- Task material:
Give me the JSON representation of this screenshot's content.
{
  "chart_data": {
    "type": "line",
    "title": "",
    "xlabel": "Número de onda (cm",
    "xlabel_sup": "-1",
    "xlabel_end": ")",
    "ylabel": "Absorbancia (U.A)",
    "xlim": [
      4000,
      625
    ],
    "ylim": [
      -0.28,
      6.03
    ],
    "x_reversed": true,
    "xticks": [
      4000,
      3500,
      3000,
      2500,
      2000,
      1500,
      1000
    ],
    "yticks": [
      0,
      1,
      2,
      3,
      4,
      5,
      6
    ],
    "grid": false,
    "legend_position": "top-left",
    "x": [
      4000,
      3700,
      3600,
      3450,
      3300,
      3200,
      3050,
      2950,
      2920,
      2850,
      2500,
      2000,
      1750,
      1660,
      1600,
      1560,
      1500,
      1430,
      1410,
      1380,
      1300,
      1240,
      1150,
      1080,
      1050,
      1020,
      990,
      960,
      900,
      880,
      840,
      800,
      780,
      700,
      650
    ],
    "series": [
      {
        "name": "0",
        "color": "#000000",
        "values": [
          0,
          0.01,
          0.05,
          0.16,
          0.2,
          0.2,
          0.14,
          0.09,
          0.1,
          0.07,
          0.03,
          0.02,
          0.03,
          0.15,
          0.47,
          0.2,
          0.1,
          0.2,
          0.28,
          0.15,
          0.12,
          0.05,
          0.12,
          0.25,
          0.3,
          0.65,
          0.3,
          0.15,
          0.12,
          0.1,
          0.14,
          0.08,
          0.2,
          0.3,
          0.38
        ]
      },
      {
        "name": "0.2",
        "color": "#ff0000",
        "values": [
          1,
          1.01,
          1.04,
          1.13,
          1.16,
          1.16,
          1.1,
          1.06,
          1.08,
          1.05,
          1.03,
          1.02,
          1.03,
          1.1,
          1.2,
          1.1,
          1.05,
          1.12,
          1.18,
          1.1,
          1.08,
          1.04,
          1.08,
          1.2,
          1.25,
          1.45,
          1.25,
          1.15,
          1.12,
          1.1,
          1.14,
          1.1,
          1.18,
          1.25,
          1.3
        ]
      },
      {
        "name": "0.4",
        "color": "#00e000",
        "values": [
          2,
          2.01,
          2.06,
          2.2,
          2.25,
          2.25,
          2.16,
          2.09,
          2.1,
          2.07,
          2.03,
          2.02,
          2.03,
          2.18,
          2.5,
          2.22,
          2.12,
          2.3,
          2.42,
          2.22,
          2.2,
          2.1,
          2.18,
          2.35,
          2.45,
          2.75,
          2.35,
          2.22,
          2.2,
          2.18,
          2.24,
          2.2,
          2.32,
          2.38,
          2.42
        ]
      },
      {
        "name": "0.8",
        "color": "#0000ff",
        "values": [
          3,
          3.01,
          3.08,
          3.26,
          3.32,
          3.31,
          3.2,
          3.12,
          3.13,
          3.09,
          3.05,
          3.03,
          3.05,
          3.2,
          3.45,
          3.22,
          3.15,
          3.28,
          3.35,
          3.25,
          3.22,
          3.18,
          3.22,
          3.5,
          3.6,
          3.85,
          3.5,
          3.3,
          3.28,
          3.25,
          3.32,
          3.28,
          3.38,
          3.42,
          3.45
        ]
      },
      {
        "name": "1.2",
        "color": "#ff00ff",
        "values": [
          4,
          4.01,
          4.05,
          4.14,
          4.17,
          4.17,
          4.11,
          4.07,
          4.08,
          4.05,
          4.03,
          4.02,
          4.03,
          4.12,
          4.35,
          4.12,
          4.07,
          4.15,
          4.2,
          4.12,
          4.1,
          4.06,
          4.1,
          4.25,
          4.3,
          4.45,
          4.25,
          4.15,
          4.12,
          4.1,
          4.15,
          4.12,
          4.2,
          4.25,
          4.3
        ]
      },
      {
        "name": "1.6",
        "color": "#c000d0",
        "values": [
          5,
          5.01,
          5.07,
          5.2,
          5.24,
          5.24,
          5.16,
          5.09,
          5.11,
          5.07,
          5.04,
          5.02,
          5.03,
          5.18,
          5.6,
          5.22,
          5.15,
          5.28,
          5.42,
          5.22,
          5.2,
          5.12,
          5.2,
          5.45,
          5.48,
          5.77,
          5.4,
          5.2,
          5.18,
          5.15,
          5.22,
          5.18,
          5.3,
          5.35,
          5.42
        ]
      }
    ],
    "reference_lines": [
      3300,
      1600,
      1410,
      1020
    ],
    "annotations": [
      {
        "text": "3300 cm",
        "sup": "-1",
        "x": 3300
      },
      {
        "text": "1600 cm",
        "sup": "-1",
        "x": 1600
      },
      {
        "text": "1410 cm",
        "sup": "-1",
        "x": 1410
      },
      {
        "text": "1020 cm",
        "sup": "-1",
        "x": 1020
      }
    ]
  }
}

- Aim:
Write out every line of the entries that holds the word "name".

- Written solution:
        "name": "0",
        "name": "0.2",
        "name": "0.4",
        "name": "0.8",
        "name": "1.2",
        "name": "1.6",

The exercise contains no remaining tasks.